Prompt | Images are excluded; otherwise, output every record exactly.

Material |
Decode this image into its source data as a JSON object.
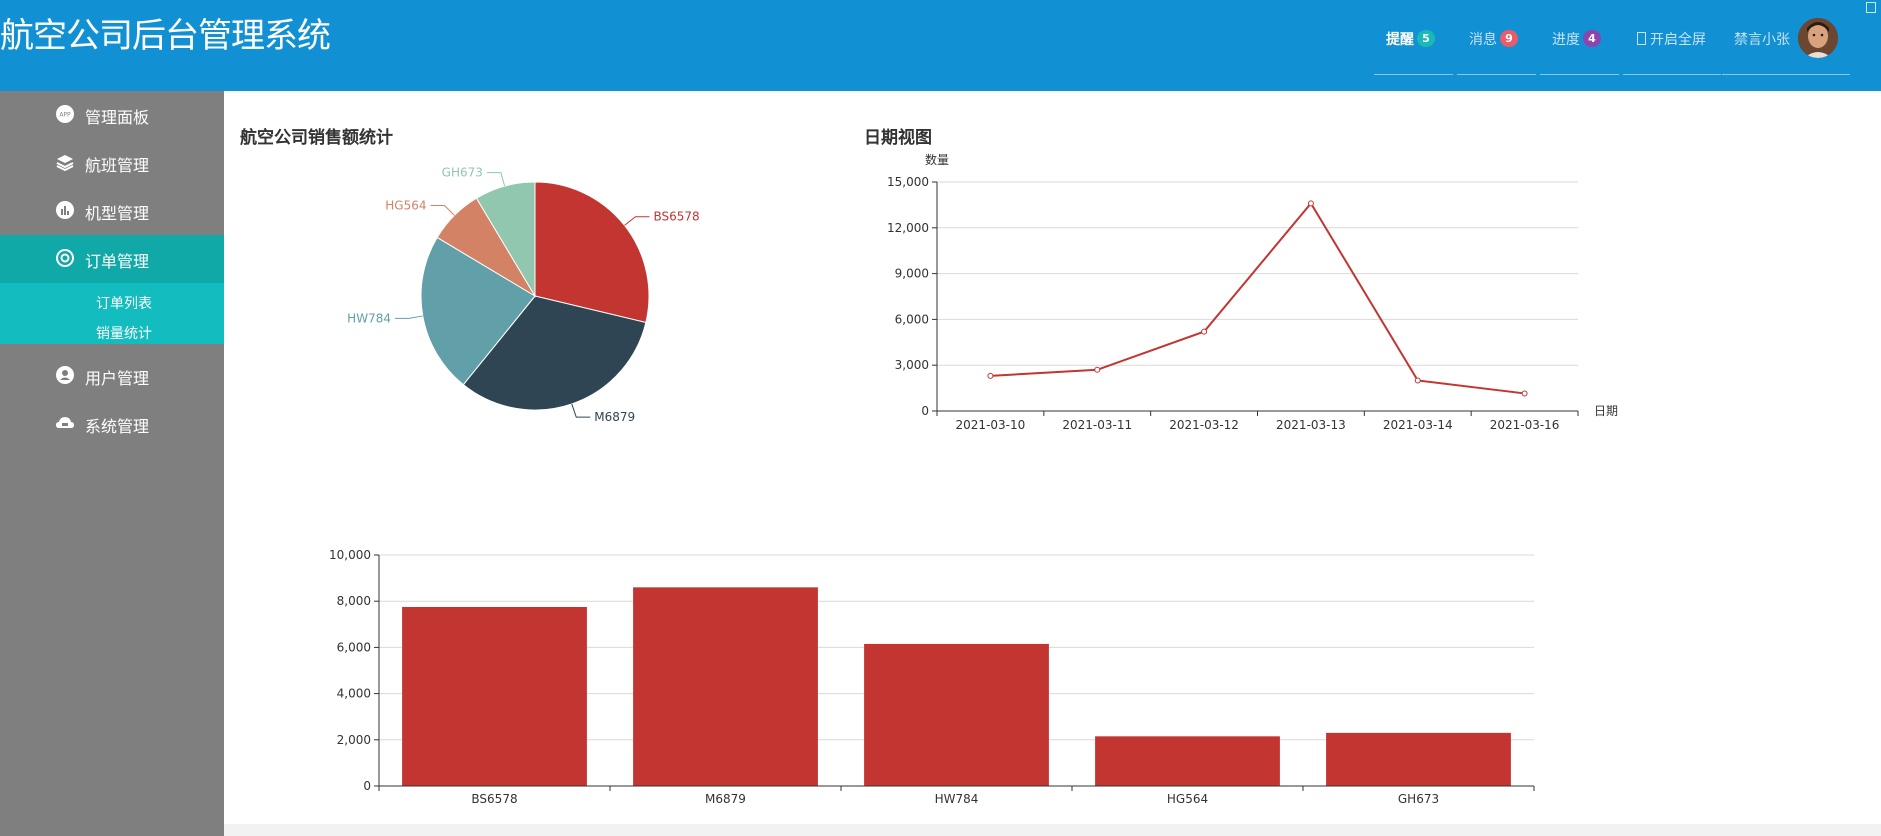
{
  "header": {
    "title": "航空公司后台管理系统",
    "nav": [
      {
        "label": "提醒",
        "badge": "5",
        "badge_color": "#19b9b6",
        "active": true
      },
      {
        "label": "消息",
        "badge": "9",
        "badge_color": "#e85c6b"
      },
      {
        "label": "进度",
        "badge": "4",
        "badge_color": "#8e44ad"
      },
      {
        "label": "开启全屏",
        "icon": "fullscreen-icon"
      }
    ],
    "user_name": "禁言小张"
  },
  "sidebar": {
    "items": [
      {
        "label": "管理面板",
        "icon": "app-icon"
      },
      {
        "label": "航班管理",
        "icon": "layers-icon"
      },
      {
        "label": "机型管理",
        "icon": "chart-icon"
      },
      {
        "label": "订单管理",
        "icon": "gear-icon",
        "active": true
      },
      {
        "label": "用户管理",
        "icon": "user-icon"
      },
      {
        "label": "系统管理",
        "icon": "cloud-icon"
      }
    ],
    "submenu": [
      {
        "label": "订单列表"
      },
      {
        "label": "销量统计"
      }
    ]
  },
  "charts": {
    "pie_title": "航空公司销售额统计",
    "line_title": "日期视图"
  },
  "chart_data": [
    {
      "type": "pie",
      "title": "航空公司销售额统计",
      "categories": [
        "BS6578",
        "M6879",
        "HW784",
        "HG564",
        "GH673"
      ],
      "values": [
        7700,
        8600,
        6100,
        2100,
        2300
      ],
      "colors": [
        "#c23531",
        "#2f4554",
        "#61a0a8",
        "#d48265",
        "#91c7ae"
      ]
    },
    {
      "type": "line",
      "title": "日期视图",
      "xlabel": "日期",
      "ylabel": "数量",
      "x": [
        "2021-03-10",
        "2021-03-11",
        "2021-03-12",
        "2021-03-13",
        "2021-03-14",
        "2021-03-16"
      ],
      "values": [
        2300,
        2700,
        5200,
        13600,
        2000,
        1150
      ],
      "ylim": [
        0,
        15000
      ],
      "yticks": [
        0,
        3000,
        6000,
        9000,
        12000,
        15000
      ],
      "color": "#c23531"
    },
    {
      "type": "bar",
      "categories": [
        "BS6578",
        "M6879",
        "HW784",
        "HG564",
        "GH673"
      ],
      "values": [
        7750,
        8600,
        6150,
        2150,
        2300
      ],
      "ylim": [
        0,
        10000
      ],
      "yticks": [
        0,
        2000,
        4000,
        6000,
        8000,
        10000
      ],
      "color": "#c23531"
    }
  ]
}
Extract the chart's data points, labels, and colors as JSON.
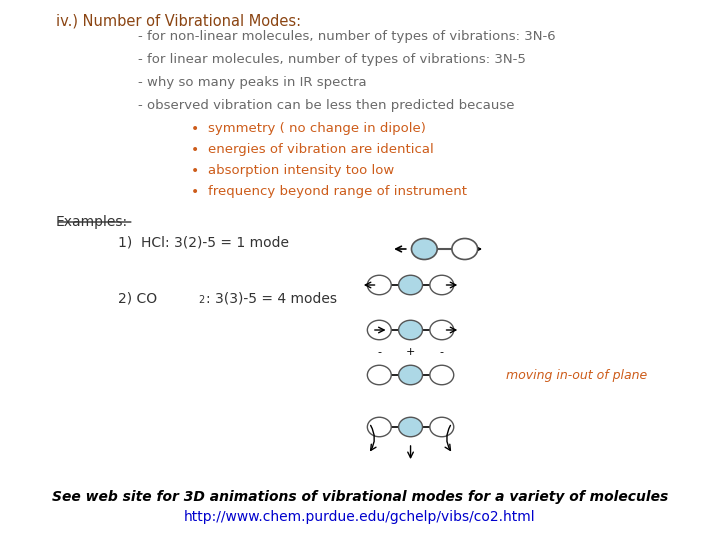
{
  "bg_color": "#ffffff",
  "title_color": "#8B4513",
  "body_color": "#696969",
  "bullet_color": "#CD5C1A",
  "example_color": "#333333",
  "link_color": "#0000CD",
  "title": "iv.) Number of Vibrational Modes:",
  "lines": [
    "- for non-linear molecules, number of types of vibrations: 3N-6",
    "- for linear molecules, number of types of vibrations: 3N-5",
    "- why so many peaks in IR spectra",
    "- observed vibration can be less then predicted because"
  ],
  "bullets": [
    "symmetry ( no change in dipole)",
    "energies of vibration are identical",
    "absorption intensity too low",
    "frequency beyond range of instrument"
  ],
  "examples_label": "Examples:",
  "example1": "1)  HCl: 3(2)-5 = 1 mode",
  "moving_label": "moving in-out of plane",
  "footer1": "See web site for 3D animations of vibrational modes for a variety of molecules",
  "footer2": "http://www.chem.purdue.edu/gchelp/vibs/co2.html",
  "atom_fill_light": "#add8e6",
  "atom_fill_white": "#ffffff",
  "atom_edge": "#555555"
}
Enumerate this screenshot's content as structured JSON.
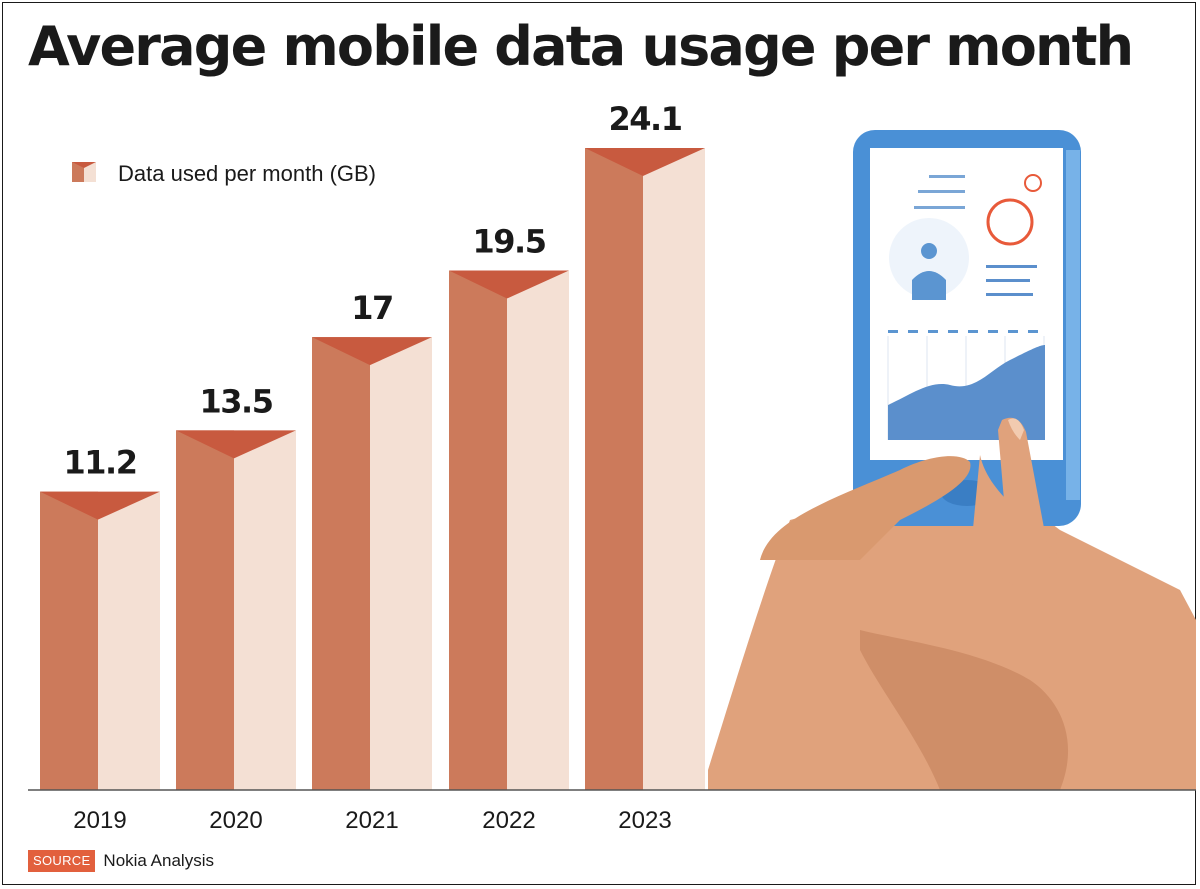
{
  "title": "Average mobile data usage per month",
  "source": {
    "tag": "SOURCE",
    "text": "Nokia Analysis"
  },
  "colors": {
    "bar_front": "#cc7a5b",
    "bar_side": "#f4e0d4",
    "bar_cap": "#c85a3f",
    "text": "#1a1a1a",
    "axis": "#555555",
    "phone_body": "#4a90d6",
    "phone_screen": "#ffffff",
    "hand": "#e0a27c"
  },
  "illustration": {
    "icon": "hand-holding-smartphone"
  },
  "chart_data": {
    "type": "bar",
    "categories": [
      "2019",
      "2020",
      "2021",
      "2022",
      "2023"
    ],
    "series": [
      {
        "name": "Data used per month (GB)",
        "values": [
          11.2,
          13.5,
          17,
          19.5,
          24.1
        ]
      }
    ],
    "data_labels": [
      "11.2",
      "13.5",
      "17",
      "19.5",
      "24.1"
    ],
    "xlabel": "",
    "ylabel": "",
    "ylim": [
      0,
      24.1
    ],
    "grid": false,
    "legend": "top-left"
  }
}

Full response |
Decode this image into its source data as a JSON object.
{
  "header": {
    "title": "航空公司后台管理系统",
    "nav": [
      {
        "label": "提醒",
        "badge": "5",
        "badge_color": "#19b9b6",
        "active": true
      },
      {
        "label": "消息",
        "badge": "9",
        "badge_color": "#e85c6b"
      },
      {
        "label": "进度",
        "badge": "4",
        "badge_color": "#8e44ad"
      },
      {
        "label": "开启全屏",
        "icon": "fullscreen-icon"
      }
    ],
    "user_name": "禁言小张"
  },
  "sidebar": {
    "items": [
      {
        "label": "管理面板",
        "icon": "app-icon"
      },
      {
        "label": "航班管理",
        "icon": "layers-icon"
      },
      {
        "label": "机型管理",
        "icon": "chart-icon"
      },
      {
        "label": "订单管理",
        "icon": "gear-icon",
        "active": true
      },
      {
        "label": "用户管理",
        "icon": "user-icon"
      },
      {
        "label": "系统管理",
        "icon": "cloud-icon"
      }
    ],
    "submenu": [
      {
        "label": "订单列表"
      },
      {
        "label": "销量统计"
      }
    ]
  },
  "charts": {
    "pie_title": "航空公司销售额统计",
    "line_title": "日期视图"
  },
  "chart_data": [
    {
      "type": "pie",
      "title": "航空公司销售额统计",
      "categories": [
        "BS6578",
        "M6879",
        "HW784",
        "HG564",
        "GH673"
      ],
      "values": [
        7700,
        8600,
        6100,
        2100,
        2300
      ],
      "colors": [
        "#c23531",
        "#2f4554",
        "#61a0a8",
        "#d48265",
        "#91c7ae"
      ]
    },
    {
      "type": "line",
      "title": "日期视图",
      "xlabel": "日期",
      "ylabel": "数量",
      "x": [
        "2021-03-10",
        "2021-03-11",
        "2021-03-12",
        "2021-03-13",
        "2021-03-14",
        "2021-03-16"
      ],
      "values": [
        2300,
        2700,
        5200,
        13600,
        2000,
        1150
      ],
      "ylim": [
        0,
        15000
      ],
      "yticks": [
        0,
        3000,
        6000,
        9000,
        12000,
        15000
      ],
      "color": "#c23531"
    },
    {
      "type": "bar",
      "categories": [
        "BS6578",
        "M6879",
        "HW784",
        "HG564",
        "GH673"
      ],
      "values": [
        7750,
        8600,
        6150,
        2150,
        2300
      ],
      "ylim": [
        0,
        10000
      ],
      "yticks": [
        0,
        2000,
        4000,
        6000,
        8000,
        10000
      ],
      "color": "#c23531"
    }
  ]
}
Extract the chart's data points, labels, and colors as JSON.
{
  "bg_color": "#ffffff",
  "title_color": "#8B4513",
  "body_color": "#696969",
  "bullet_color": "#CD5C1A",
  "example_color": "#333333",
  "link_color": "#0000CD",
  "title": "iv.) Number of Vibrational Modes:",
  "lines": [
    "- for non-linear molecules, number of types of vibrations: 3N-6",
    "- for linear molecules, number of types of vibrations: 3N-5",
    "- why so many peaks in IR spectra",
    "- observed vibration can be less then predicted because"
  ],
  "bullets": [
    "symmetry ( no change in dipole)",
    "energies of vibration are identical",
    "absorption intensity too low",
    "frequency beyond range of instrument"
  ],
  "examples_label": "Examples:",
  "example1": "1)  HCl: 3(2)-5 = 1 mode",
  "moving_label": "moving in-out of plane",
  "footer1": "See web site for 3D animations of vibrational modes for a variety of molecules",
  "footer2": "http://www.chem.purdue.edu/gchelp/vibs/co2.html",
  "atom_fill_light": "#add8e6",
  "atom_fill_white": "#ffffff",
  "atom_edge": "#555555"
}
Enumerate this screenshot's content as structured JSON.
{
  "title": "Average mobile data usage per month",
  "source": {
    "tag": "SOURCE",
    "text": "Nokia Analysis"
  },
  "colors": {
    "bar_front": "#cc7a5b",
    "bar_side": "#f4e0d4",
    "bar_cap": "#c85a3f",
    "text": "#1a1a1a",
    "axis": "#555555",
    "phone_body": "#4a90d6",
    "phone_screen": "#ffffff",
    "hand": "#e0a27c"
  },
  "illustration": {
    "icon": "hand-holding-smartphone"
  },
  "chart_data": {
    "type": "bar",
    "categories": [
      "2019",
      "2020",
      "2021",
      "2022",
      "2023"
    ],
    "series": [
      {
        "name": "Data used per month (GB)",
        "values": [
          11.2,
          13.5,
          17,
          19.5,
          24.1
        ]
      }
    ],
    "data_labels": [
      "11.2",
      "13.5",
      "17",
      "19.5",
      "24.1"
    ],
    "xlabel": "",
    "ylabel": "",
    "ylim": [
      0,
      24.1
    ],
    "grid": false,
    "legend": "top-left"
  }
}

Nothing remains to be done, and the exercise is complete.